(Rows from a dataset)
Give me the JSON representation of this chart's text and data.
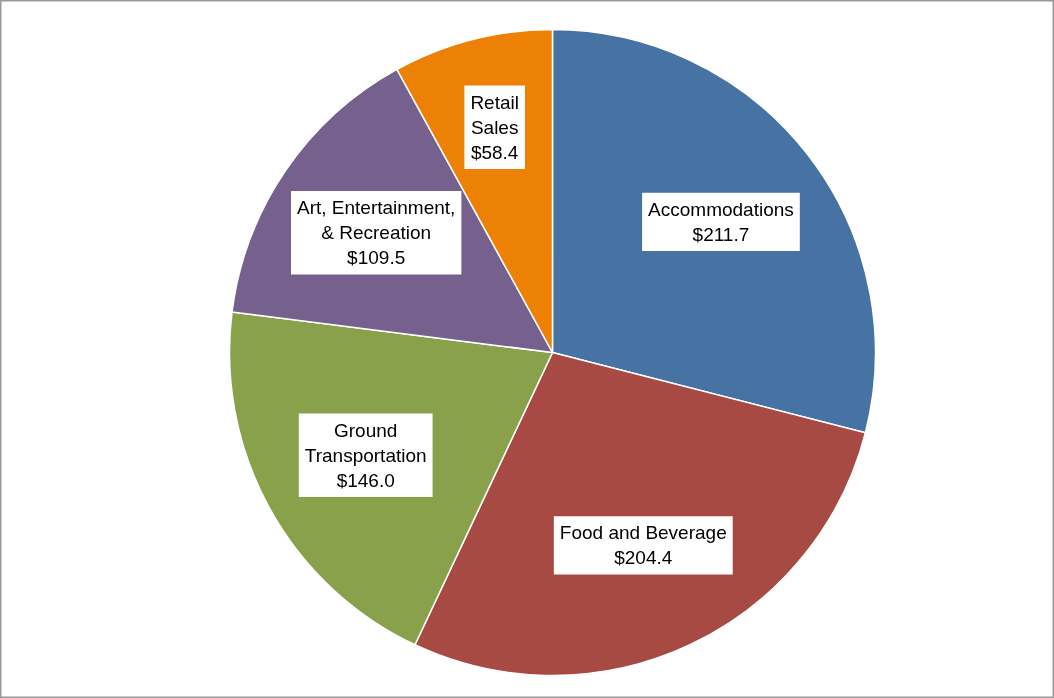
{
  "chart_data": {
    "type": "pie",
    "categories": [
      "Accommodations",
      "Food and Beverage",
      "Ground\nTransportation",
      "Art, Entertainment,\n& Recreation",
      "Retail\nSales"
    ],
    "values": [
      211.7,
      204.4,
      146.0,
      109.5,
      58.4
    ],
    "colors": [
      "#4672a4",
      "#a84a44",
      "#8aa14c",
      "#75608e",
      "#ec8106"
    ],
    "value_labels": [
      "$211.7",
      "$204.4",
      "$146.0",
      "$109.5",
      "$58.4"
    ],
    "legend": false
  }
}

- _Objective_
Return each line of the data, keeping its wording exact and omitting pictures.

- _Worked answer_
Give me the JSON representation of this chart's text and data.
{
  "chart_data": {
    "type": "pie",
    "categories": [
      "Accommodations",
      "Food and Beverage",
      "Ground\nTransportation",
      "Art, Entertainment,\n& Recreation",
      "Retail\nSales"
    ],
    "values": [
      211.7,
      204.4,
      146.0,
      109.5,
      58.4
    ],
    "colors": [
      "#4672a4",
      "#a84a44",
      "#8aa14c",
      "#75608e",
      "#ec8106"
    ],
    "value_labels": [
      "$211.7",
      "$204.4",
      "$146.0",
      "$109.5",
      "$58.4"
    ],
    "legend": false
  }
}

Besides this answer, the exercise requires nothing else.